▶ Your instructions:
Tally the lines holding the word "ylabel" and state the count by itself.

▶ Dataset listings of figures:

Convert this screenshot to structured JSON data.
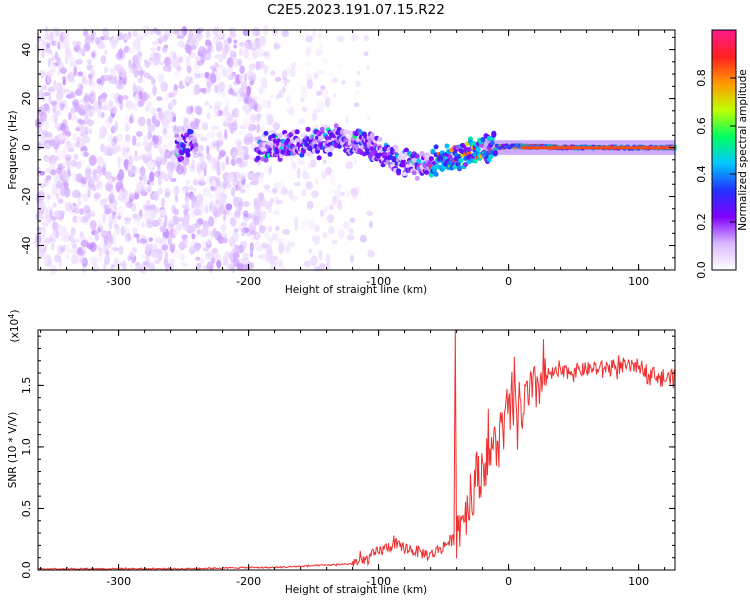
{
  "title": "C2E5.2023.191.07.15.R22",
  "chart_data": [
    {
      "type": "heatmap",
      "xlabel": "Height of straight line (km)",
      "ylabel": "Frequency (Hz)",
      "xlim": [
        -362,
        128
      ],
      "ylim": [
        -50,
        48
      ],
      "xticks": [
        -300,
        -200,
        -100,
        0,
        100
      ],
      "yticks": [
        -40,
        -20,
        0,
        20,
        40
      ],
      "colorbar": {
        "label": "Normalized spectral amplitude",
        "range": [
          0.0,
          1.0
        ],
        "ticks": [
          0.0,
          0.2,
          0.4,
          0.6,
          0.8
        ],
        "colormap": [
          "#ffffff",
          "#d9b8ff",
          "#7f00ff",
          "#2233ff",
          "#00c8ff",
          "#00ff60",
          "#c0ff00",
          "#ff9900",
          "#ff2020",
          "#ff1a8c"
        ]
      },
      "ridge": [
        {
          "x": -250,
          "y": 2
        },
        {
          "x": -190,
          "y": 0
        },
        {
          "x": -160,
          "y": 1
        },
        {
          "x": -130,
          "y": 3
        },
        {
          "x": -110,
          "y": 2
        },
        {
          "x": -95,
          "y": -3
        },
        {
          "x": -80,
          "y": -6
        },
        {
          "x": -65,
          "y": -7
        },
        {
          "x": -50,
          "y": -5
        },
        {
          "x": -35,
          "y": -3
        },
        {
          "x": -20,
          "y": 0
        },
        {
          "x": 0,
          "y": 0.5
        },
        {
          "x": 50,
          "y": 0
        },
        {
          "x": 128,
          "y": 0
        }
      ],
      "noise_region_xmax": -120,
      "dense_noise_xmax": -190
    },
    {
      "type": "line",
      "xlabel": "Height of straight line (km)",
      "ylabel": "SNR (10 * V/V)",
      "multiplier": "(x10",
      "multiplier_exp": "4",
      "multiplier_close": ")",
      "xlim": [
        -362,
        128
      ],
      "ylim": [
        0,
        1.95
      ],
      "xticks": [
        -300,
        -200,
        -100,
        0,
        100
      ],
      "yticks": [
        0.0,
        0.5,
        1.0,
        1.5
      ],
      "color": "#f03030",
      "x": [
        -362,
        -300,
        -250,
        -200,
        -180,
        -160,
        -140,
        -120,
        -110,
        -100,
        -90,
        -80,
        -70,
        -60,
        -50,
        -42,
        -41,
        -40,
        -35,
        -30,
        -25,
        -20,
        -15,
        -10,
        -5,
        0,
        5,
        10,
        15,
        20,
        25,
        30,
        35,
        40,
        50,
        60,
        70,
        80,
        90,
        100,
        110,
        120,
        128
      ],
      "values": [
        0.01,
        0.01,
        0.01,
        0.02,
        0.02,
        0.03,
        0.04,
        0.05,
        0.08,
        0.15,
        0.2,
        0.18,
        0.15,
        0.12,
        0.2,
        0.25,
        1.95,
        0.3,
        0.45,
        0.55,
        0.75,
        0.85,
        0.95,
        1.0,
        1.15,
        1.25,
        1.35,
        1.3,
        1.4,
        1.45,
        1.55,
        1.58,
        1.6,
        1.6,
        1.62,
        1.63,
        1.64,
        1.65,
        1.65,
        1.66,
        1.6,
        1.55,
        1.58
      ]
    }
  ]
}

▶ Full answer:
2